• Instruction:
Extract each record and reproduce it exactly.

• Provided information:

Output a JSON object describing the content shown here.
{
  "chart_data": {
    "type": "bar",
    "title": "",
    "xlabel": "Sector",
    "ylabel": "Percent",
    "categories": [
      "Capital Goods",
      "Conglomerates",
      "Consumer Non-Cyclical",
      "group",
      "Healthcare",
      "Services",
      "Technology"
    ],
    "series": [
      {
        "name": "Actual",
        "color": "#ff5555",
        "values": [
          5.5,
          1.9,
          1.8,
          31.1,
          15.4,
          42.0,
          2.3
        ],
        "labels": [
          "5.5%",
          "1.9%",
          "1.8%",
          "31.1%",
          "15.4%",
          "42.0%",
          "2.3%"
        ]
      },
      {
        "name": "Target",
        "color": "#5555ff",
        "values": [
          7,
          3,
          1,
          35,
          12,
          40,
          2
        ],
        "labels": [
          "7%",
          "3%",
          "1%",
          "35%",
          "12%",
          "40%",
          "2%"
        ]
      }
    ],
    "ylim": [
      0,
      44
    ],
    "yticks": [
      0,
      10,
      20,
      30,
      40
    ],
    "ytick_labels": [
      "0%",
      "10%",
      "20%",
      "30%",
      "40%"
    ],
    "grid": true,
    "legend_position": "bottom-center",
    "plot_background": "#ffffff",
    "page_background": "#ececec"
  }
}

• Problem solution:
Output a JSON object describing the content shown here.
{
  "chart_data": {
    "type": "bar",
    "title": "",
    "xlabel": "Sector",
    "ylabel": "Percent",
    "categories": [
      "Capital Goods",
      "Conglomerates",
      "Consumer Non-Cyclical",
      "group",
      "Healthcare",
      "Services",
      "Technology"
    ],
    "series": [
      {
        "name": "Actual",
        "color": "#ff5555",
        "values": [
          5.5,
          1.9,
          1.8,
          31.1,
          15.4,
          42.0,
          2.3
        ],
        "labels": [
          "5.5%",
          "1.9%",
          "1.8%",
          "31.1%",
          "15.4%",
          "42.0%",
          "2.3%"
        ]
      },
      {
        "name": "Target",
        "color": "#5555ff",
        "values": [
          7,
          3,
          1,
          35,
          12,
          40,
          2
        ],
        "labels": [
          "7%",
          "3%",
          "1%",
          "35%",
          "12%",
          "40%",
          "2%"
        ]
      }
    ],
    "ylim": [
      0,
      44
    ],
    "yticks": [
      0,
      10,
      20,
      30,
      40
    ],
    "ytick_labels": [
      "0%",
      "10%",
      "20%",
      "30%",
      "40%"
    ],
    "grid": true,
    "legend_position": "bottom-center",
    "plot_background": "#ffffff",
    "page_background": "#ececec"
  }
}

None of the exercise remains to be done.